*To do*
Tally the lines holding the word "ylabel" and state the count by itself.

*Task material*
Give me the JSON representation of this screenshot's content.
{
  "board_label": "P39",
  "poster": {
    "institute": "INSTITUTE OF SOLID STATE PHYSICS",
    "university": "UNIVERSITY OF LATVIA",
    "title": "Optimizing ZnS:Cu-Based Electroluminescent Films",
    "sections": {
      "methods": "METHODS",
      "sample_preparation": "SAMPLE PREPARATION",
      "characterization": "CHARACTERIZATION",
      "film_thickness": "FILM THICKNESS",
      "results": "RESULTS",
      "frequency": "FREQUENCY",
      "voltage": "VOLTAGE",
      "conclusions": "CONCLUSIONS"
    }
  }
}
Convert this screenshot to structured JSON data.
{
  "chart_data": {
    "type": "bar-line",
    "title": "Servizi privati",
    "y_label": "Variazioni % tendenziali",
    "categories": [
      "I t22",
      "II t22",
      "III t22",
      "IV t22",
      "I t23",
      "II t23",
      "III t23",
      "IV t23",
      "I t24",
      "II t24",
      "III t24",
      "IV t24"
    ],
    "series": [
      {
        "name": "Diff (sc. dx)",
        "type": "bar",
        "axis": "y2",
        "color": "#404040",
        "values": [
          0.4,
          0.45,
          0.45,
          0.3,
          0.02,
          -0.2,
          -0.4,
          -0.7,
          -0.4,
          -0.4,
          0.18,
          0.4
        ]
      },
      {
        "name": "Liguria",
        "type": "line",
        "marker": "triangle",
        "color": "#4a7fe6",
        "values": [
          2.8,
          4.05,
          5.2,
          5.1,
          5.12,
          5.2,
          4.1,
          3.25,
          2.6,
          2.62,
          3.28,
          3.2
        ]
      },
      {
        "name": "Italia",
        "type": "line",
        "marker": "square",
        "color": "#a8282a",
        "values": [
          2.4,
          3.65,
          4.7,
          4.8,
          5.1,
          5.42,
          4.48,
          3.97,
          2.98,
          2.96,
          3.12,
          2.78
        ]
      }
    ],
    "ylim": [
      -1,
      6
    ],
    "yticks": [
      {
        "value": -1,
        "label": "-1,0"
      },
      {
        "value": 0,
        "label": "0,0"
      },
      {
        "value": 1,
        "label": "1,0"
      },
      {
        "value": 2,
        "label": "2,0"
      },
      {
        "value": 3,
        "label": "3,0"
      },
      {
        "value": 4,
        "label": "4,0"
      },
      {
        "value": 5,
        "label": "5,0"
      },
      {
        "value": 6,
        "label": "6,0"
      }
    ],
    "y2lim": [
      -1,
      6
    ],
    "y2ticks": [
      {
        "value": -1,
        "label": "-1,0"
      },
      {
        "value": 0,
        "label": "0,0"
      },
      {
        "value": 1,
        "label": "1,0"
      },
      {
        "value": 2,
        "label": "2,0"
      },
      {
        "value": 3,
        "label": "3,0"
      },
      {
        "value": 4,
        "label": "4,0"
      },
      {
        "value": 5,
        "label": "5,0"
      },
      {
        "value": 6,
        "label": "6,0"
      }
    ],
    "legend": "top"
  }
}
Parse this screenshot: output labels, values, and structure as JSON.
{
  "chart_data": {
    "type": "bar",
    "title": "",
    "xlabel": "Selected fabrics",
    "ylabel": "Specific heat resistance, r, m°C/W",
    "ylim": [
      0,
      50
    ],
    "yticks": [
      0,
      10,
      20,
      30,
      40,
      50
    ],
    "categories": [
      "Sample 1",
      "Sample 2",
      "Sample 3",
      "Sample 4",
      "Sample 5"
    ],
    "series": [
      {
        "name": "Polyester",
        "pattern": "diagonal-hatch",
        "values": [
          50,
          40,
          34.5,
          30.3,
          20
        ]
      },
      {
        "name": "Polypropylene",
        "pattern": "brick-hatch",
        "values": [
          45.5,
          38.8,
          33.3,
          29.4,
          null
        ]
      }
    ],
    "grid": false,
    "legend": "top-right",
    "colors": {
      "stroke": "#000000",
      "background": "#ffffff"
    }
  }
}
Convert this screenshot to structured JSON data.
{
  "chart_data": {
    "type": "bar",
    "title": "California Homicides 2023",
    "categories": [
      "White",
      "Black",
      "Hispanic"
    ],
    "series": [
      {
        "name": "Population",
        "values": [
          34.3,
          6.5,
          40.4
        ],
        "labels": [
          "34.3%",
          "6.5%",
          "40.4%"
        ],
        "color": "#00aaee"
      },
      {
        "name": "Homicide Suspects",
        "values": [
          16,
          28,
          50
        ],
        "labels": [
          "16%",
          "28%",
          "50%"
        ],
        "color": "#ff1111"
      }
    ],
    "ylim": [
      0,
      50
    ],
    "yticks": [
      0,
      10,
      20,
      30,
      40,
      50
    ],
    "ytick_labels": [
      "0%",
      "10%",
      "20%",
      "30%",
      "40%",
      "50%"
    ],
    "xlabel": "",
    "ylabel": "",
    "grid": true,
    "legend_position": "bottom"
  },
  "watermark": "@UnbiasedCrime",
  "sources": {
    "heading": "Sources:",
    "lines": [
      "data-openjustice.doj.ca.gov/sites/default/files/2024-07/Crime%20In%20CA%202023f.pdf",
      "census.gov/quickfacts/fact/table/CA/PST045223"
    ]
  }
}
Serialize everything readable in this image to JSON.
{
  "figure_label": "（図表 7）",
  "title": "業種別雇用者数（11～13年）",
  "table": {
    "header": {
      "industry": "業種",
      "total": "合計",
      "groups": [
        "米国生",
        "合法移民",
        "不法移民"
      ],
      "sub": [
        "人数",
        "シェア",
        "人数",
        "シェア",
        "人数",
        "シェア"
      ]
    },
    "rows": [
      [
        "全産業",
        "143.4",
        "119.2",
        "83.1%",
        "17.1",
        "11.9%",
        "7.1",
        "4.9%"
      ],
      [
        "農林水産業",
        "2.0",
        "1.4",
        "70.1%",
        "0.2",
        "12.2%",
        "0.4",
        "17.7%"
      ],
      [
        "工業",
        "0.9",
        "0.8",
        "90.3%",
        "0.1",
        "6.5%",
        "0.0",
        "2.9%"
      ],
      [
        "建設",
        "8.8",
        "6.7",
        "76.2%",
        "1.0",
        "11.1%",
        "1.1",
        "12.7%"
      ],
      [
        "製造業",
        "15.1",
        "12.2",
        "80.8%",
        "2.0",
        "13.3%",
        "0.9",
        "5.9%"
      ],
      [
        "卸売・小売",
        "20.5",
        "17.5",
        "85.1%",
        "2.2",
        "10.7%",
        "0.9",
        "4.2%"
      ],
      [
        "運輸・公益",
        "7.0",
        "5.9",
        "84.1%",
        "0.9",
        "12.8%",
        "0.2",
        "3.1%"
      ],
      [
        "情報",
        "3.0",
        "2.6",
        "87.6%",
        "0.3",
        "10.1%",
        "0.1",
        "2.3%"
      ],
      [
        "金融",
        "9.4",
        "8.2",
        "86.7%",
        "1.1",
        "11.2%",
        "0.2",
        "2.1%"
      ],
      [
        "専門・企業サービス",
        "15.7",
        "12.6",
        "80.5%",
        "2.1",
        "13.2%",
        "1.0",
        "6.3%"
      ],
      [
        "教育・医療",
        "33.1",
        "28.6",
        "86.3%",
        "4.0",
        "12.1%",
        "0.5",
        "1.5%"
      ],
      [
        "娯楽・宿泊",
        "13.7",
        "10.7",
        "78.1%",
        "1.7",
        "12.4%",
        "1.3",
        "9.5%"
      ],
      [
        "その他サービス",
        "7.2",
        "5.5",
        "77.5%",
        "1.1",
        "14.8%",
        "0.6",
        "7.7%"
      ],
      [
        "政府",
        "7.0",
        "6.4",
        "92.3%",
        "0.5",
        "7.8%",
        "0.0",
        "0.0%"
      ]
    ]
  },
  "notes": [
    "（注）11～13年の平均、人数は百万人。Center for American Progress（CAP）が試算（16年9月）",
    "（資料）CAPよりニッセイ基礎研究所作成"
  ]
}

*Finished answer*
2